(Data tied to figure images)

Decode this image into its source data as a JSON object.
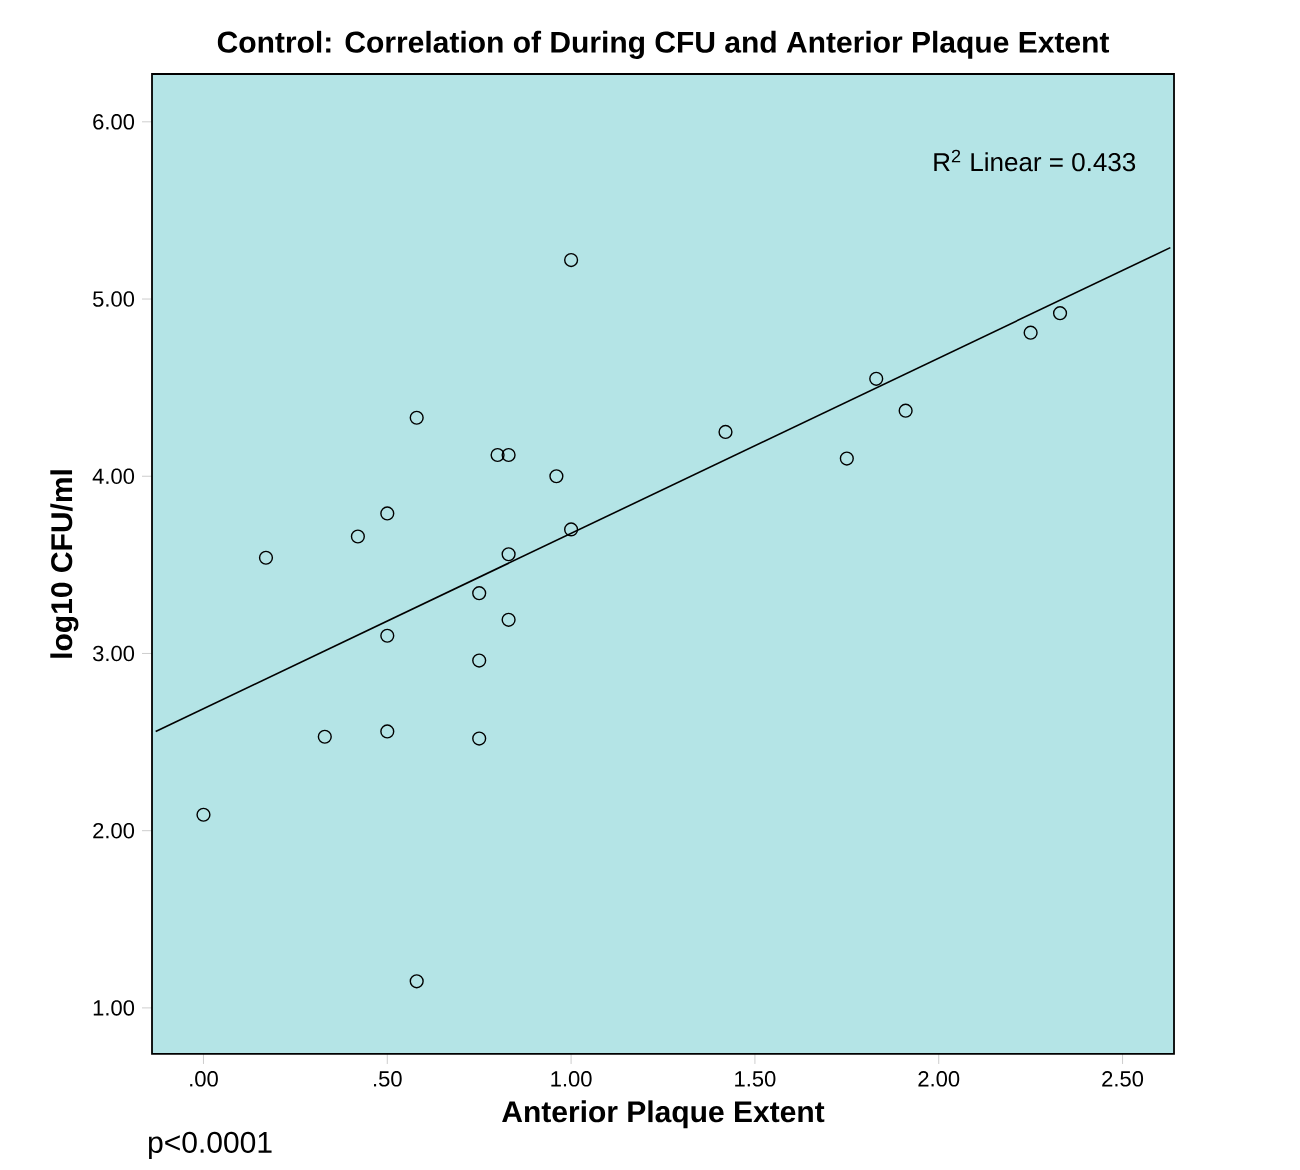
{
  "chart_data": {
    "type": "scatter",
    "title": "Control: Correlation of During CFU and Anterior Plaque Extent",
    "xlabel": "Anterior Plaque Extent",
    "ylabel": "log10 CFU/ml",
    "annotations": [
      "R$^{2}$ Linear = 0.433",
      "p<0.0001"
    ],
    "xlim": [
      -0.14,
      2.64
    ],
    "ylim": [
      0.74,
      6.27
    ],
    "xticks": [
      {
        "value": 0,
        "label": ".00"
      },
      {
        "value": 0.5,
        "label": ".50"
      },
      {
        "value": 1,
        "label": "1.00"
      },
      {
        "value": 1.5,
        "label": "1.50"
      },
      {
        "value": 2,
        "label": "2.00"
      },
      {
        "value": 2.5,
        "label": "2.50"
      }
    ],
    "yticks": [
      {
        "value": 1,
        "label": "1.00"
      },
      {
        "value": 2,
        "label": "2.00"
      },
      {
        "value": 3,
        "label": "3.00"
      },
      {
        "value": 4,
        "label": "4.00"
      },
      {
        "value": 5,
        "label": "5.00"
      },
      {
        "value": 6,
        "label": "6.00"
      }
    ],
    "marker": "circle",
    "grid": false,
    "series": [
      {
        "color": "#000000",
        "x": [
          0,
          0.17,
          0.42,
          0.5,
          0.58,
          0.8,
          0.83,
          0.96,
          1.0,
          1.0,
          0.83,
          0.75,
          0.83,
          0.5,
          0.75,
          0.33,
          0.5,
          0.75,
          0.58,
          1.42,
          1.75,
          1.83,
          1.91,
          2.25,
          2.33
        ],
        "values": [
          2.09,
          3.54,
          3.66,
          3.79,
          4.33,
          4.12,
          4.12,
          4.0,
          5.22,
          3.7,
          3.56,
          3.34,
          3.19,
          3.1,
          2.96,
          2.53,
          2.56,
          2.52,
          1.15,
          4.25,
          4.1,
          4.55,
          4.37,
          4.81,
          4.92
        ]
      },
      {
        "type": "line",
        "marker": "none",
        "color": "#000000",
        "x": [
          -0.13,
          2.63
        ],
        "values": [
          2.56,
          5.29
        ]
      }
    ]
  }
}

# Given problem:
Copy each line of the listing in which the word "Plaque" can be found.

# The result:
    "title": "Control: Correlation of During CFU and Anterior Plaque Extent",
    "xlabel": "Anterior Plaque Extent",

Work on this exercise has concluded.